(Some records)
▽

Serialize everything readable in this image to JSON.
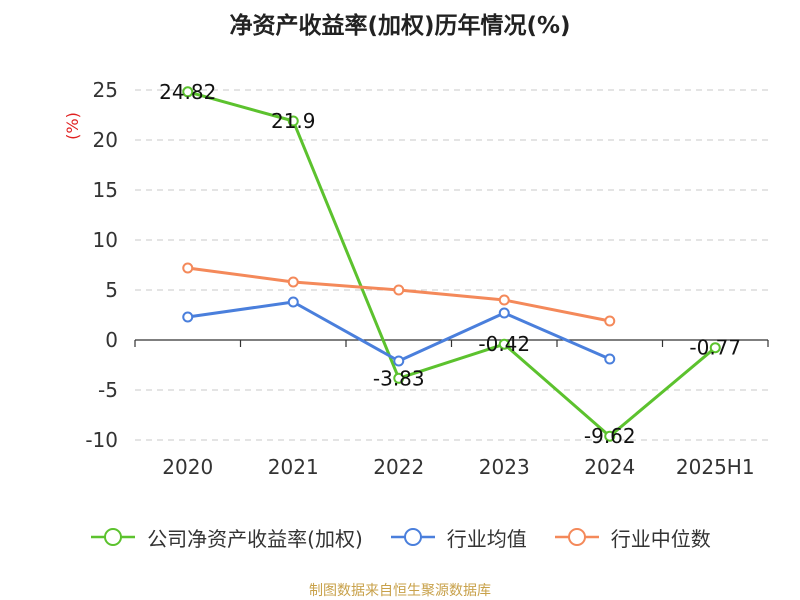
{
  "chart_data": {
    "type": "line",
    "title": "净资产收益率(加权)历年情况(%)",
    "ylabel": "(%)",
    "xlabel": "",
    "categories": [
      "2020",
      "2021",
      "2022",
      "2023",
      "2024",
      "2025H1"
    ],
    "ylim": [
      -10,
      25
    ],
    "yticks": [
      25,
      20,
      15,
      10,
      5,
      0,
      -5,
      -10
    ],
    "grid": true,
    "legend_position": "bottom",
    "series": [
      {
        "name": "公司净资产收益率(加权)",
        "color": "#5cc22e",
        "values": [
          24.82,
          21.9,
          -3.83,
          -0.42,
          -9.62,
          -0.77
        ],
        "labels": [
          "24.82",
          "21.9",
          "-3.83",
          "-0.42",
          "-9.62",
          "-0.77"
        ]
      },
      {
        "name": "行业均值",
        "color": "#4a7fdc",
        "values": [
          2.3,
          3.8,
          -2.1,
          2.7,
          -1.9,
          null
        ]
      },
      {
        "name": "行业中位数",
        "color": "#f4895a",
        "values": [
          7.2,
          5.8,
          5.0,
          4.0,
          1.9,
          null
        ]
      }
    ]
  },
  "source": "制图数据来自恒生聚源数据库"
}
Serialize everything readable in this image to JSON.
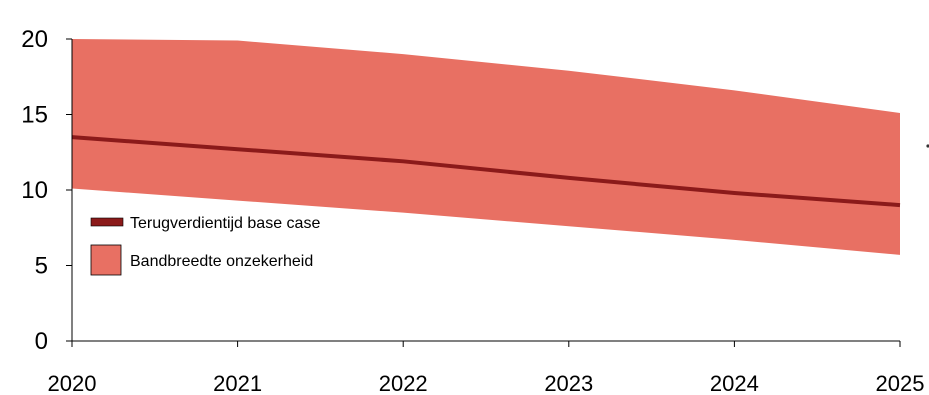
{
  "chart_data": {
    "type": "area",
    "x": [
      2020,
      2021,
      2022,
      2023,
      2024,
      2025
    ],
    "xlim": [
      2020,
      2025
    ],
    "ylim": [
      0,
      20
    ],
    "y_ticks": [
      0,
      5,
      10,
      15,
      20
    ],
    "x_tick_labels": [
      "2020",
      "2021",
      "2022",
      "2023",
      "2024",
      "2025"
    ],
    "grid": false,
    "legend_placement": "left",
    "series": [
      {
        "name": "Terugverdientijd base case",
        "kind": "line",
        "color": "#8b1a1a",
        "values": [
          13.5,
          12.7,
          11.9,
          10.8,
          9.8,
          9.0
        ]
      },
      {
        "name": "Bandbreedte onzekerheid",
        "kind": "band",
        "color": "#e87063",
        "upper": [
          20.0,
          19.9,
          19.0,
          17.9,
          16.6,
          15.1
        ],
        "lower": [
          10.1,
          9.3,
          8.5,
          7.6,
          6.7,
          5.7
        ]
      }
    ]
  }
}
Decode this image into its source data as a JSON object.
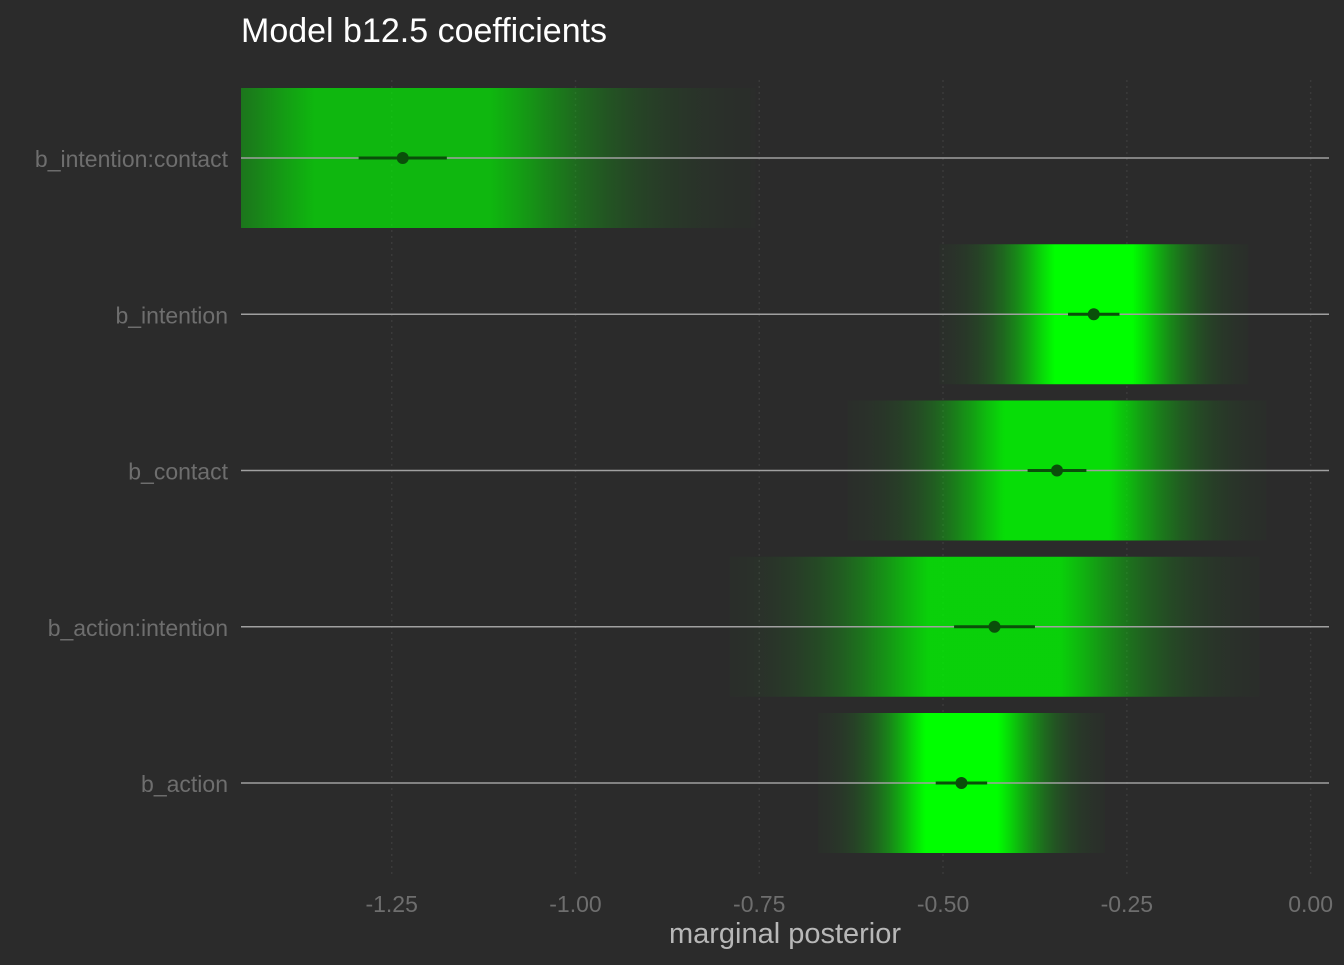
{
  "chart_data": {
    "type": "interval",
    "title": "Model b12.5 coefficients",
    "xlabel": "marginal posterior",
    "ylabel": "",
    "xlim": [
      -1.455,
      0.025
    ],
    "xticks": [
      -1.25,
      -1.0,
      -0.75,
      -0.5,
      -0.25,
      0.0
    ],
    "xtick_labels": [
      "-1.25",
      "-1.00",
      "-0.75",
      "-0.50",
      "-0.25",
      "0.00"
    ],
    "grid": "vertical dotted at x ticks",
    "colors": {
      "background": "#2b2b2b",
      "fill_peak": "#00ff00",
      "point": "#0a4f0a",
      "rule": "#a0a0a0"
    },
    "series": [
      {
        "label": "b_intention:contact",
        "mean": -1.235,
        "inner": [
          -1.295,
          -1.175
        ],
        "dist_sd": 0.16,
        "peak_intensity": 0.66
      },
      {
        "label": "b_intention",
        "mean": -0.295,
        "inner": [
          -0.33,
          -0.26
        ],
        "dist_sd": 0.07,
        "peak_intensity": 1.0
      },
      {
        "label": "b_contact",
        "mean": -0.345,
        "inner": [
          -0.385,
          -0.305
        ],
        "dist_sd": 0.095,
        "peak_intensity": 0.84
      },
      {
        "label": "b_action:intention",
        "mean": -0.43,
        "inner": [
          -0.485,
          -0.375
        ],
        "dist_sd": 0.12,
        "peak_intensity": 0.78
      },
      {
        "label": "b_action",
        "mean": -0.475,
        "inner": [
          -0.51,
          -0.44
        ],
        "dist_sd": 0.065,
        "peak_intensity": 1.0
      }
    ]
  }
}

△

__Work instructions__.
From the listing above, copy all lines holding the word "name".

__Exercise result__.
        "name": "公司净资产收益率(加权)",
        "name": "行业均值",
        "name": "行业中位数",
        "name": "Terugverdientijd base case",
        "name": "Bandbreedte onzekerheid",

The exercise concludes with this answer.